• Stated goal
The entries below are to be transcribed in full, without their images.

• Stored records
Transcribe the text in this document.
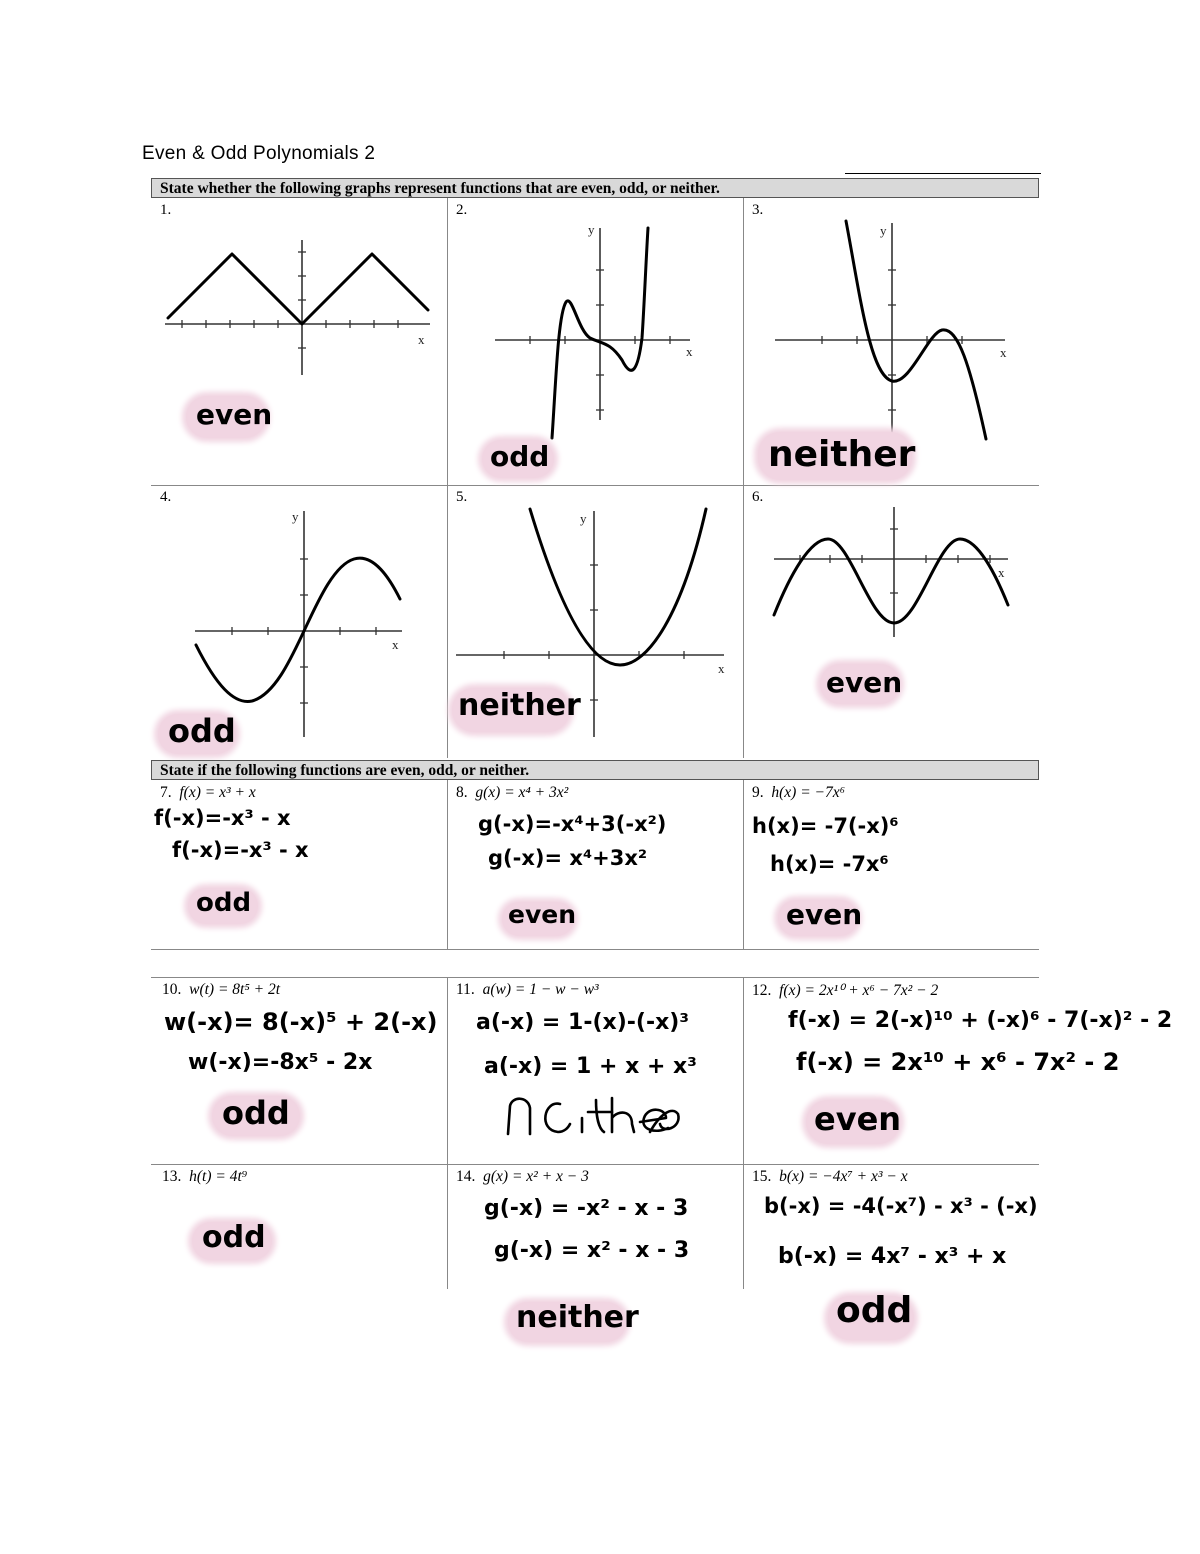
Even & Odd Polynomials 2
State whether the following graphs represent functions that are even, odd, or neither.
1.	2.	3.
4.	5.	6.
x
even
x
y
odd
x
y
neither
x
y
odd
x
y
neither
x
even
State if the following functions are even, odd, or neither.
7. f(x) = x³ + x
f(-x)=-x³ - x
f(-x)=-x³ - x
odd
8. g(x) = x⁴ + 3x²
g(-x)=-x⁴+3(-x²)
g(-x)= x⁴+3x²
even
9. h(x) = −7x⁶
h(x)= -7(-x)⁶
h(x)= -7x⁶
even
10. w(t) = 8t⁵ + 2t
w(-x)= 8(-x)⁵ + 2(-x)
w(-x)=-8x⁵ - 2x
odd
11. a(w) = 1 − w − w³
a(-x) = 1-(x)-(-x)³
a(-x) = 1 + x + x³
12. f(x) = 2x¹⁰ + x⁶ − 7x² − 2
f(-x) = 2(-x)¹⁰ + (-x)⁶ - 7(-x)² - 2
f(-x) = 2x¹⁰ + x⁶ - 7x² - 2
even
13. h(t) = 4t⁹
odd
14. g(x) = x² + x − 3
g(-x) = -x² - x - 3
g(-x) = x² - x - 3
neither
15. b(x) = −4x⁷ + x³ − x
b(-x) = -4(-x⁷) - x³ - (-x)
b(-x) = 4x⁷ - x³ + x
odd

• Answer to the problem
Transcribe the text in this document.
Even & Odd Polynomials 2
State whether the following graphs represent functions that are even, odd, or neither.
1.	2.	3.
4.	5.	6.
x
even
x
y
odd
x
y
neither
x
y
odd
x
y
neither
x
even
State if the following functions are even, odd, or neither.
7. f(x) = x³ + x
f(-x)=-x³ - x
f(-x)=-x³ - x
odd
8. g(x) = x⁴ + 3x²
g(-x)=-x⁴+3(-x²)
g(-x)= x⁴+3x²
even
9. h(x) = −7x⁶
h(x)= -7(-x)⁶
h(x)= -7x⁶
even
10. w(t) = 8t⁵ + 2t
w(-x)= 8(-x)⁵ + 2(-x)
w(-x)=-8x⁵ - 2x
odd
11. a(w) = 1 − w − w³
a(-x) = 1-(x)-(-x)³
a(-x) = 1 + x + x³
12. f(x) = 2x¹⁰ + x⁶ − 7x² − 2
f(-x) = 2(-x)¹⁰ + (-x)⁶ - 7(-x)² - 2
f(-x) = 2x¹⁰ + x⁶ - 7x² - 2
even
13. h(t) = 4t⁹
odd
14. g(x) = x² + x − 3
g(-x) = -x² - x - 3
g(-x) = x² - x - 3
neither
15. b(x) = −4x⁷ + x³ − x
b(-x) = -4(-x⁷) - x³ - (-x)
b(-x) = 4x⁷ - x³ + x
odd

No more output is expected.